____ Task material

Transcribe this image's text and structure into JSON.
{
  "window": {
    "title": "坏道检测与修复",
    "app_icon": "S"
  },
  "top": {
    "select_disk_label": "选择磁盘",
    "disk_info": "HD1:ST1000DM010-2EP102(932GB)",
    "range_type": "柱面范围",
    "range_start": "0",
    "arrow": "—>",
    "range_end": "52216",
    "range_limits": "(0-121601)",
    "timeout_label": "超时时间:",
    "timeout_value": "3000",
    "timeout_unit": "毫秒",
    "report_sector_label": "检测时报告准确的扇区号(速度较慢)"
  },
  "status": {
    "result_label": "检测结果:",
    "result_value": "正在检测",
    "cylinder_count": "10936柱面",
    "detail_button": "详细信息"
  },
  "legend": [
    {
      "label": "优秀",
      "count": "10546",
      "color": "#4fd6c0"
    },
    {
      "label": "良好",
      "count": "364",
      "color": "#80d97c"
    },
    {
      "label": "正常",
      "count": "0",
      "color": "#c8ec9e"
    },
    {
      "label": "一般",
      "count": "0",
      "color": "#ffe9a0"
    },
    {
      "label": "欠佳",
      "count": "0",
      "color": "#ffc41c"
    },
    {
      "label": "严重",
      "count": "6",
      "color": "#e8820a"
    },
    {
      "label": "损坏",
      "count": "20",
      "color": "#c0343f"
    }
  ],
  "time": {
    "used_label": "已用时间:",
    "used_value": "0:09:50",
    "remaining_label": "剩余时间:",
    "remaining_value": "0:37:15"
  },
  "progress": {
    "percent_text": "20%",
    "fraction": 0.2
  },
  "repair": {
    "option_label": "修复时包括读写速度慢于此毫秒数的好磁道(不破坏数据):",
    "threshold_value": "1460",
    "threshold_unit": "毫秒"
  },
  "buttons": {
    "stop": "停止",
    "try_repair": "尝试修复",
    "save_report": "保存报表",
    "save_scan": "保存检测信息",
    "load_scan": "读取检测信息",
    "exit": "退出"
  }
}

________

### What is asked
Check each line of the records for the word "color" and extract those that contain it.

### Response
      "color": "#4fd6c0"
      "color": "#80d97c"
      "color": "#c8ec9e"
      "color": "#ffe9a0"
      "color": "#ffc41c"
      "color": "#e8820a"
      "color": "#c0343f"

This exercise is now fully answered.